(What you need to do)
Please print all of the material below, word for word.

(Listed entries)
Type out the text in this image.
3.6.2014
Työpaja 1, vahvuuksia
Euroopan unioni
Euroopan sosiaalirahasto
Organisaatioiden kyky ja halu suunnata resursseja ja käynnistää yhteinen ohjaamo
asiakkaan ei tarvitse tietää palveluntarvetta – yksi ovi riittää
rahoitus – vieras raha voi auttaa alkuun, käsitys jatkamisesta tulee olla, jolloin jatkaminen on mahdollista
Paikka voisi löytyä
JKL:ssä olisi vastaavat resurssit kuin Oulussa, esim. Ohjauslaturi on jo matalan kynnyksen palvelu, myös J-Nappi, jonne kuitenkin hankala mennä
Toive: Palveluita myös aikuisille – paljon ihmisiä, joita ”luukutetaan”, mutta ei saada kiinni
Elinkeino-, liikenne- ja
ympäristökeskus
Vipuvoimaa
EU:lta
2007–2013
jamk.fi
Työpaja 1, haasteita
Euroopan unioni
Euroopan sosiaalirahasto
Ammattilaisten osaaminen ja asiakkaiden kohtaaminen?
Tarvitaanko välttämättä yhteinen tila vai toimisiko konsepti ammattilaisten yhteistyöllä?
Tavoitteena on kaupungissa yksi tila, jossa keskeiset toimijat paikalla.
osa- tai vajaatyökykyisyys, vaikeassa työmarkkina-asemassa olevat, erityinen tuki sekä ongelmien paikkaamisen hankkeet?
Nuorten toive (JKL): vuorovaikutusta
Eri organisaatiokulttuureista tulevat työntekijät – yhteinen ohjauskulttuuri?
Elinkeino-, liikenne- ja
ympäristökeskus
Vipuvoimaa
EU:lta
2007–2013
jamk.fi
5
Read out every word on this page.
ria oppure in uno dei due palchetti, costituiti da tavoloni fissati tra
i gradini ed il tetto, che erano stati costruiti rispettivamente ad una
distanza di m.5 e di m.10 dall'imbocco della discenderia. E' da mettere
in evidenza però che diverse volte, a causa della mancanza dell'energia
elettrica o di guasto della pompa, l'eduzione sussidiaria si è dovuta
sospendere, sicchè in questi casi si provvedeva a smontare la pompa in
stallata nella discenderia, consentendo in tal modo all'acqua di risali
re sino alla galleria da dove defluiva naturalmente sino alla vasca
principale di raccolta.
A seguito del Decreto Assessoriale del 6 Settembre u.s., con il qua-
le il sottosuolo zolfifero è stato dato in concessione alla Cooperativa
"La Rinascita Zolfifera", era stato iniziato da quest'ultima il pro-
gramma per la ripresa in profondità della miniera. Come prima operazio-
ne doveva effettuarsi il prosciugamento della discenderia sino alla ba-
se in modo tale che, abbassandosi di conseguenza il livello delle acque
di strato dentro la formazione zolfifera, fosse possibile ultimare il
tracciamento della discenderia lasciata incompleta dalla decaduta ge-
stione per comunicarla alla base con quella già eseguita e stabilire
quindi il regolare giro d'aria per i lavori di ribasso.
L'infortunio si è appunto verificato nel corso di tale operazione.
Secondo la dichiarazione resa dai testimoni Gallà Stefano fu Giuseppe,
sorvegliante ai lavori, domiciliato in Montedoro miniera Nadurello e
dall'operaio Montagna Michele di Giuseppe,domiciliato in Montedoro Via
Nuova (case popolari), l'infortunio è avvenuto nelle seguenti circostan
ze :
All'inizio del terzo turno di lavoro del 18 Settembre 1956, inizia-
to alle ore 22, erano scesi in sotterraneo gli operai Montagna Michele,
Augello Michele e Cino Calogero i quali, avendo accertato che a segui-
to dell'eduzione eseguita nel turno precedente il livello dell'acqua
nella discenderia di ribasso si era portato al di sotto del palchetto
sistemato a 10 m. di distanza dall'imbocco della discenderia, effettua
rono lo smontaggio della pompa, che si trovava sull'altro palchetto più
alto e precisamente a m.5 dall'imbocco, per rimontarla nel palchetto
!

(Exercise solution)
Type out the text in this image.
3.6.2014
Työpaja 1, vahvuuksia
Euroopan unioni
Euroopan sosiaalirahasto
Organisaatioiden kyky ja halu suunnata resursseja ja käynnistää yhteinen ohjaamo
asiakkaan ei tarvitse tietää palveluntarvetta – yksi ovi riittää
rahoitus – vieras raha voi auttaa alkuun, käsitys jatkamisesta tulee olla, jolloin jatkaminen on mahdollista
Paikka voisi löytyä
JKL:ssä olisi vastaavat resurssit kuin Oulussa, esim. Ohjauslaturi on jo matalan kynnyksen palvelu, myös J-Nappi, jonne kuitenkin hankala mennä
Toive: Palveluita myös aikuisille – paljon ihmisiä, joita ”luukutetaan”, mutta ei saada kiinni
Elinkeino-, liikenne- ja
ympäristökeskus
Vipuvoimaa
EU:lta
2007–2013
jamk.fi
Työpaja 1, haasteita
Euroopan unioni
Euroopan sosiaalirahasto
Ammattilaisten osaaminen ja asiakkaiden kohtaaminen?
Tarvitaanko välttämättä yhteinen tila vai toimisiko konsepti ammattilaisten yhteistyöllä?
Tavoitteena on kaupungissa yksi tila, jossa keskeiset toimijat paikalla.
osa- tai vajaatyökykyisyys, vaikeassa työmarkkina-asemassa olevat, erityinen tuki sekä ongelmien paikkaamisen hankkeet?
Nuorten toive (JKL): vuorovaikutusta
Eri organisaatiokulttuureista tulevat työntekijät – yhteinen ohjauskulttuuri?
Elinkeino-, liikenne- ja
ympäristökeskus
Vipuvoimaa
EU:lta
2007–2013
jamk.fi
5
Read out every word on this page.
ria oppure in uno dei due palchetti, costituiti da tavoloni fissati tra
i gradini ed il tetto, che erano stati costruiti rispettivamente ad una
distanza di m.5 e di m.10 dall'imbocco della discenderia. E' da mettere
in evidenza però che diverse volte, a causa della mancanza dell'energia
elettrica o di guasto della pompa, l'eduzione sussidiaria si è dovuta
sospendere, sicchè in questi casi si provvedeva a smontare la pompa in
stallata nella discenderia, consentendo in tal modo all'acqua di risali
re sino alla galleria da dove defluiva naturalmente sino alla vasca
principale di raccolta.
A seguito del Decreto Assessoriale del 6 Settembre u.s., con il qua-
le il sottosuolo zolfifero è stato dato in concessione alla Cooperativa
"La Rinascita Zolfifera", era stato iniziato da quest'ultima il pro-
gramma per la ripresa in profondità della miniera. Come prima operazio-
ne doveva effettuarsi il prosciugamento della discenderia sino alla ba-
se in modo tale che, abbassandosi di conseguenza il livello delle acque
di strato dentro la formazione zolfifera, fosse possibile ultimare il
tracciamento della discenderia lasciata incompleta dalla decaduta ge-
stione per comunicarla alla base con quella già eseguita e stabilire
quindi il regolare giro d'aria per i lavori di ribasso.
L'infortunio si è appunto verificato nel corso di tale operazione.
Secondo la dichiarazione resa dai testimoni Gallà Stefano fu Giuseppe,
sorvegliante ai lavori, domiciliato in Montedoro miniera Nadurello e
dall'operaio Montagna Michele di Giuseppe,domiciliato in Montedoro Via
Nuova (case popolari), l'infortunio è avvenuto nelle seguenti circostan
ze :
All'inizio del terzo turno di lavoro del 18 Settembre 1956, inizia-
to alle ore 22, erano scesi in sotterraneo gli operai Montagna Michele,
Augello Michele e Cino Calogero i quali, avendo accertato che a segui-
to dell'eduzione eseguita nel turno precedente il livello dell'acqua
nella discenderia di ribasso si era portato al di sotto del palchetto
sistemato a 10 m. di distanza dall'imbocco della discenderia, effettua
rono lo smontaggio della pompa, che si trovava sull'altro palchetto più
alto e precisamente a m.5 dall'imbocco, per rimontarla nel palchetto
!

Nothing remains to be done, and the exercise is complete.